** Prompt **
Determine the number of lines in the data that include the word "this", and write only that number.

Data entries:
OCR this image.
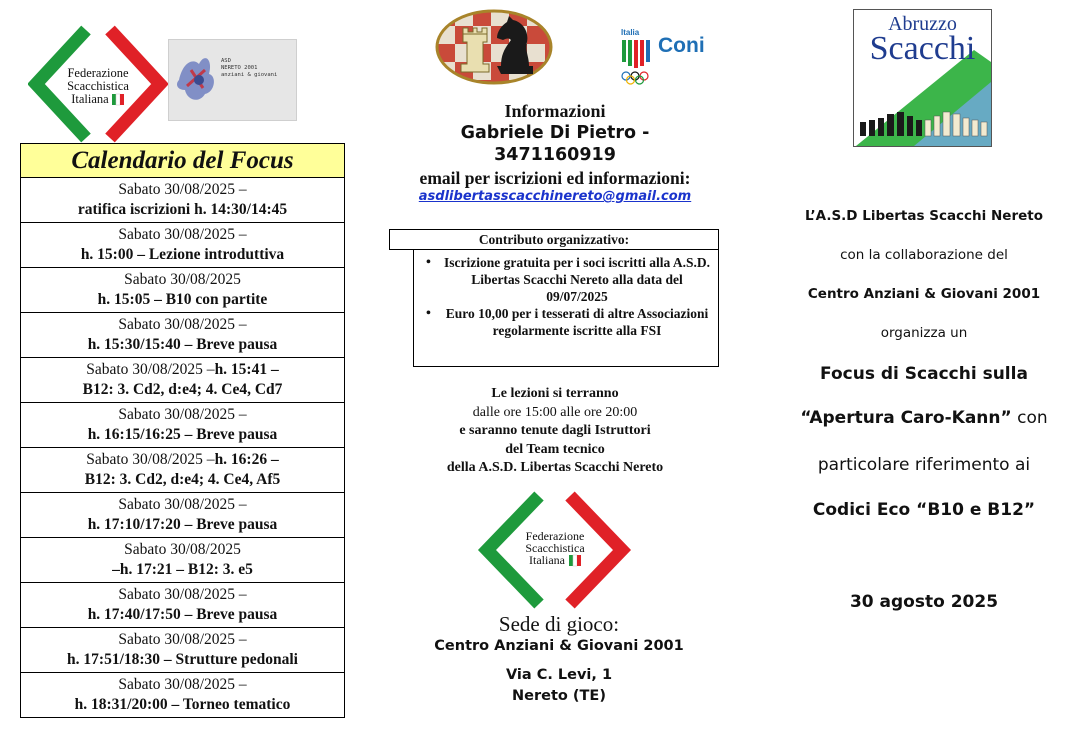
Federazione
Scacchistica
Italiana
ASD
NERETO 2001
anziani & giovani
Calendario del Focus
Sabato 30/08/2025 –
ratifica iscrizioni h. 14:30/14:45
Sabato 30/08/2025 –
h. 15:00 – Lezione introduttiva
Sabato 30/08/2025
h. 15:05 – B10 con partite
Sabato 30/08/2025 –
h. 15:30/15:40 – Breve pausa
Sabato 30/08/2025 –h. 15:41 –
B12: 3. Cd2, d:e4; 4. Ce4, Cd7
Sabato 30/08/2025 –
h. 16:15/16:25 – Breve pausa
Sabato 30/08/2025 –h. 16:26 –
B12: 3. Cd2, d:e4; 4. Ce4, Af5
Sabato 30/08/2025 –
h. 17:10/17:20 – Breve pausa
Sabato 30/08/2025
–h. 17:21 – B12: 3. e5
Sabato 30/08/2025 –
h. 17:40/17:50 – Breve pausa
Sabato 30/08/2025 –
h. 17:51/18:30 – Strutture pedonali
Sabato 30/08/2025 –
h. 18:31/20:00 – Torneo tematico
Italia
Coni
Informazioni
Gabriele Di Pietro -
3471160919
email per iscrizioni ed informazioni:
asdlibertasscacchinereto@gmail.com
Contributo organizzativo:
• Iscrizione gratuita per i soci iscritti alla A.S.D. Libertas Scacchi Nereto alla data del 09/07/2025
• Euro 10,00 per i tesserati di altre Associazioni regolarmente iscritte alla FSI
Le lezioni si terranno
dalle ore 15:00 alle ore 20:00
e saranno tenute dagli Istruttori
del Team tecnico
della A.S.D. Libertas Scacchi Nereto
Federazione
Scacchistica
Italiana
Sede di gioco:
Centro Anziani & Giovani 2001
Via C. Levi, 1
Nereto (TE)
Abruzzo
Scacchi
L’A.S.D Libertas Scacchi Nereto
con la collaborazione del
Centro Anziani & Giovani 2001
organizza un
Focus di Scacchi sulla
“Apertura Caro-Kann” con
particolare riferimento ai
Codici Eco “B10 e B12”
30 agosto 2025
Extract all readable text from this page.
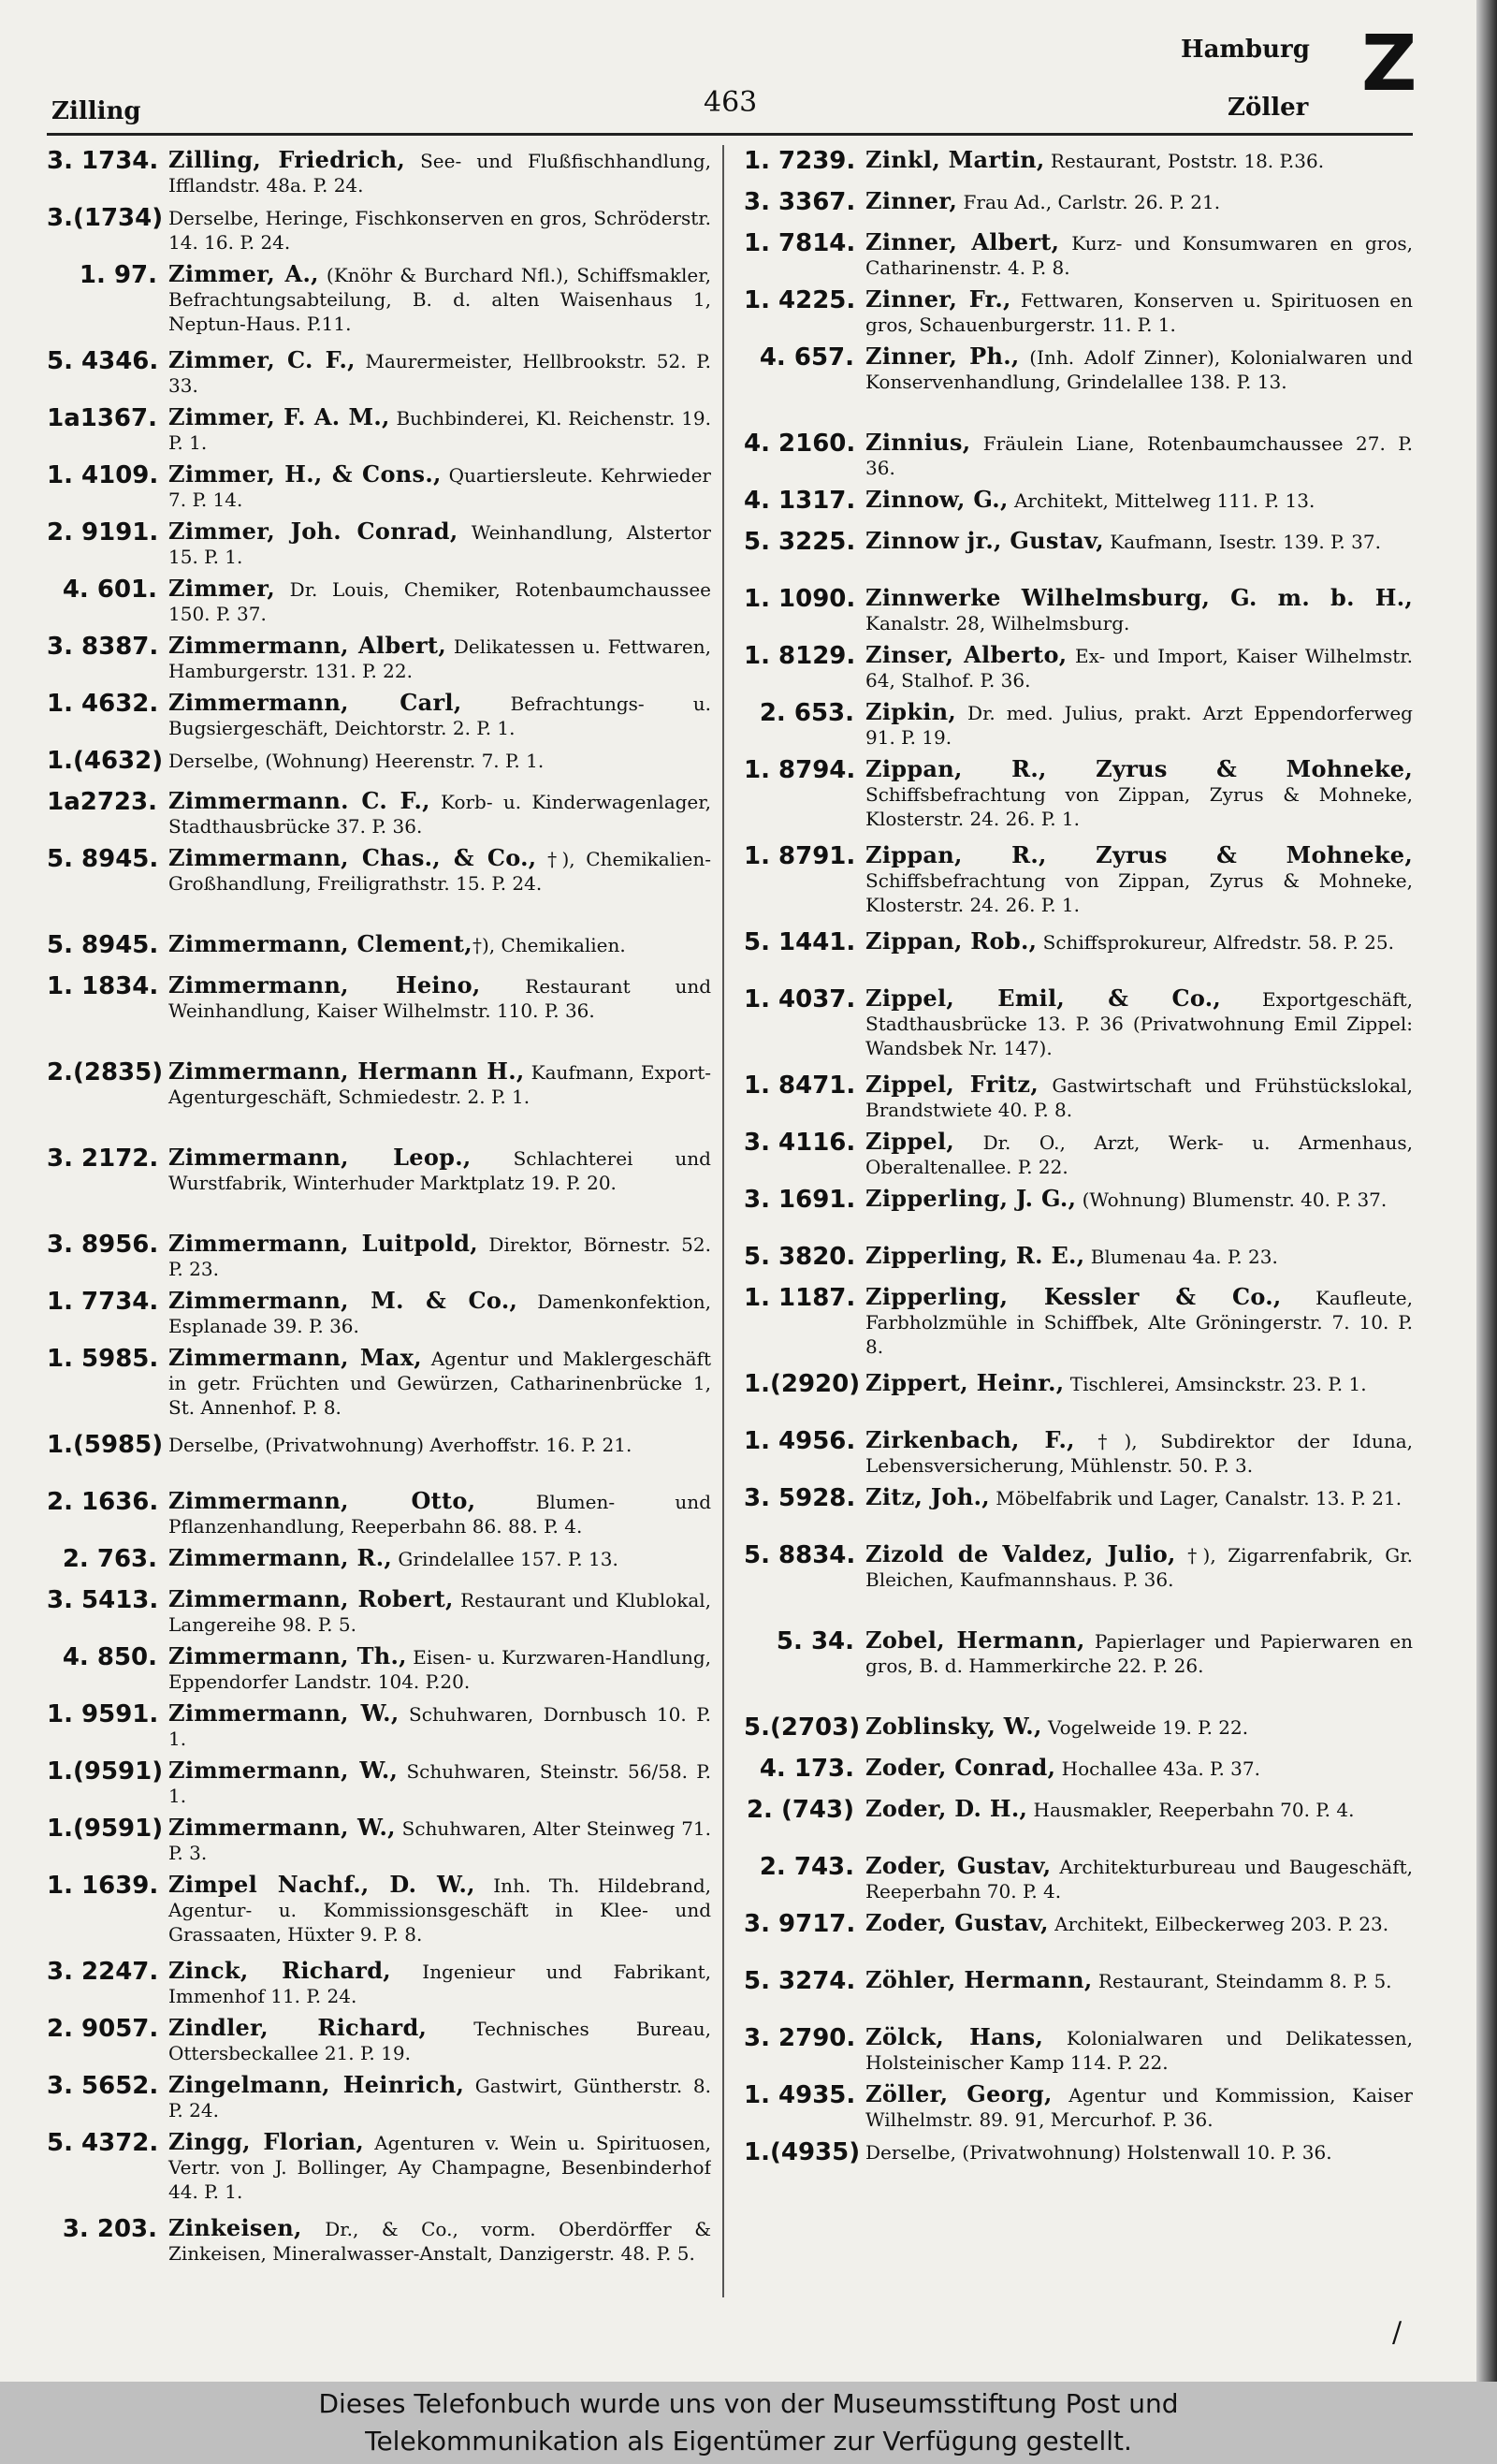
Zilling	463
Hamburg
Zöller Z
3. 1734. Zilling, Friedrich, See- und Flußfischhandlung, Ifflandstr. 48a. P. 24.
3.(1734) Derselbe, Heringe, Fischkonserven en gros, Schröderstr. 14. 16. P. 24.
1. 97. Zimmer, A., (Knöhr & Burchard Nfl.), Schiffsmakler, Befrachtungsabteilung, B. d. alten Waisenhaus 1, Neptun-Haus. P.11.
5. 4346. Zimmer, C. F., Maurermeister, Hellbrookstr. 52. P. 33.
1a1367. Zimmer, F. A. M., Buchbinderei, Kl. Reichenstr. 19. P. 1.
1. 4109. Zimmer, H., & Cons., Quartiersleute. Kehrwieder 7. P. 14.
2. 9191. Zimmer, Joh. Conrad, Weinhandlung, Alstertor 15. P. 1.
4. 601. Zimmer, Dr. Louis, Chemiker, Rotenbaumchaussee 150. P. 37.
3. 8387. Zimmermann, Albert, Delikatessen u. Fettwaren, Hamburgerstr. 131. P. 22.
1. 4632. Zimmermann, Carl, Befrachtungs- u. Bugsiergeschäft, Deichtorstr. 2. P. 1.
1.(4632) Derselbe, (Wohnung) Heerenstr. 7. P. 1.
1a2723. Zimmermann. C. F., Korb- u. Kinderwagenlager, Stadthausbrücke 37. P. 36.
5. 8945. Zimmermann, Chas., & Co., †), Chemikalien-Großhandlung, Freiligrathstr. 15. P. 24.
5. 8945. Zimmermann, Clement,†), Chemikalien.
1. 1834. Zimmermann, Heino, Restaurant und Weinhandlung, Kaiser Wilhelmstr. 110. P. 36.
2.(2835) Zimmermann, Hermann H., Kaufmann, Export-Agenturgeschäft, Schmiedestr. 2. P. 1.
3. 2172. Zimmermann, Leop., Schlachterei und Wurstfabrik, Winterhuder Marktplatz 19. P. 20.
3. 8956. Zimmermann, Luitpold, Direktor, Börnestr. 52. P. 23.
1. 7734. Zimmermann, M. & Co., Damenkonfektion, Esplanade 39. P. 36.
1. 5985. Zimmermann, Max, Agentur und Maklergeschäft in getr. Früchten und Gewürzen, Catharinenbrücke 1, St. Annenhof. P. 8.
1.(5985) Derselbe, (Privatwohnung) Averhoffstr. 16. P. 21.
2. 1636. Zimmermann, Otto, Blumen- und Pflanzenhandlung, Reeperbahn 86. 88. P. 4.
2. 763. Zimmermann, R., Grindelallee 157. P. 13.
3. 5413. Zimmermann, Robert, Restaurant und Klublokal, Langereihe 98. P. 5.
4. 850. Zimmermann, Th., Eisen- u. Kurzwaren-Handlung, Eppendorfer Landstr. 104. P.20.
1. 9591. Zimmermann, W., Schuhwaren, Dornbusch 10. P. 1.
1.(9591) Zimmermann, W., Schuhwaren, Steinstr. 56/58. P. 1.
1.(9591) Zimmermann, W., Schuhwaren, Alter Steinweg 71. P. 3.
1. 1639. Zimpel Nachf., D. W., Inh. Th. Hildebrand, Agentur- u. Kommissionsgeschäft in Klee- und Grassaaten, Hüxter 9. P. 8.
3. 2247. Zinck, Richard, Ingenieur und Fabrikant, Immenhof 11. P. 24.
2. 9057. Zindler, Richard, Technisches Bureau, Ottersbeckallee 21. P. 19.
3. 5652. Zingelmann, Heinrich, Gastwirt, Güntherstr. 8. P. 24.
5. 4372. Zingg, Florian, Agenturen v. Wein u. Spirituosen, Vertr. von J. Bollinger, Ay Champagne, Besenbinderhof 44. P. 1.
3. 203. Zinkeisen, Dr., & Co., vorm. Oberdörffer & Zinkeisen, Mineralwasser-Anstalt, Danzigerstr. 48. P. 5.
1. 7239. Zinkl, Martin, Restaurant, Poststr. 18. P.36.
3. 3367. Zinner, Frau Ad., Carlstr. 26. P. 21.
1. 7814. Zinner, Albert, Kurz- und Konsumwaren en gros, Catharinenstr. 4. P. 8.
1. 4225. Zinner, Fr., Fettwaren, Konserven u. Spirituosen en gros, Schauenburgerstr. 11. P. 1.
4. 657. Zinner, Ph., (Inh. Adolf Zinner), Kolonialwaren und Konservenhandlung, Grindelallee 138. P. 13.
4. 2160. Zinnius, Fräulein Liane, Rotenbaumchaussee 27. P. 36.
4. 1317. Zinnow, G., Architekt, Mittelweg 111. P. 13.
5. 3225. Zinnow jr., Gustav, Kaufmann, Isestr. 139. P. 37.
1. 1090. Zinnwerke Wilhelmsburg, G. m. b. H., Kanalstr. 28, Wilhelmsburg.
1. 8129. Zinser, Alberto, Ex- und Import, Kaiser Wilhelmstr. 64, Stalhof. P. 36.
2. 653. Zipkin, Dr. med. Julius, prakt. Arzt Eppendorferweg 91. P. 19.
1. 8794. Zippan, R., Zyrus & Mohneke, Schiffsbefrachtung von Zippan, Zyrus & Mohneke, Klosterstr. 24. 26. P. 1.
1. 8791. Zippan, R., Zyrus & Mohneke, Schiffsbefrachtung von Zippan, Zyrus & Mohneke, Klosterstr. 24. 26. P. 1.
5. 1441. Zippan, Rob., Schiffsprokureur, Alfredstr. 58. P. 25.
1. 4037. Zippel, Emil, & Co., Exportgeschäft, Stadthausbrücke 13. P. 36 (Privatwohnung Emil Zippel: Wandsbek Nr. 147).
1. 8471. Zippel, Fritz, Gastwirtschaft und Frühstückslokal, Brandstwiete 40. P. 8.
3. 4116. Zippel, Dr. O., Arzt, Werk- u. Armenhaus, Oberaltenallee. P. 22.
3. 1691. Zipperling, J. G., (Wohnung) Blumenstr. 40. P. 37.
5. 3820. Zipperling, R. E., Blumenau 4a. P. 23.
1. 1187. Zipperling, Kessler & Co., Kaufleute, Farbholzmühle in Schiffbek, Alte Gröningerstr. 7. 10. P. 8.
1.(2920) Zippert, Heinr., Tischlerei, Amsinckstr. 23. P. 1.
1. 4956. Zirkenbach, F., †), Subdirektor der Iduna, Lebensversicherung, Mühlenstr. 50. P. 3.
3. 5928. Zitz, Joh., Möbelfabrik und Lager, Canalstr. 13. P. 21.
5. 8834. Zizold de Valdez, Julio, †), Zigarrenfabrik, Gr. Bleichen, Kaufmannshaus. P. 36.
5. 34. Zobel, Hermann, Papierlager und Papierwaren en gros, B. d. Hammerkirche 22. P. 26.
5.(2703) Zoblinsky, W., Vogelweide 19. P. 22.
4. 173. Zoder, Conrad, Hochallee 43a. P. 37.
2. (743) Zoder, D. H., Hausmakler, Reeperbahn 70. P. 4.
2. 743. Zoder, Gustav, Architekturbureau und Baugeschäft, Reeperbahn 70. P. 4.
3. 9717. Zoder, Gustav, Architekt, Eilbeckerweg 203. P. 23.
5. 3274. Zöhler, Hermann, Restaurant, Steindamm 8. P. 5.
3. 2790. Zölck, Hans, Kolonialwaren und Delikatessen, Holsteinischer Kamp 114. P. 22.
1. 4935. Zöller, Georg, Agentur und Kommission, Kaiser Wilhelmstr. 89. 91, Mercurhof. P. 36.
1.(4935) Derselbe, (Privatwohnung) Holstenwall 10. P. 36.
/
Dieses Telefonbuch wurde uns von der Museumsstiftung Post und
Telekommunikation als Eigentümer zur Verfügung gestellt.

** Completed exercise **
2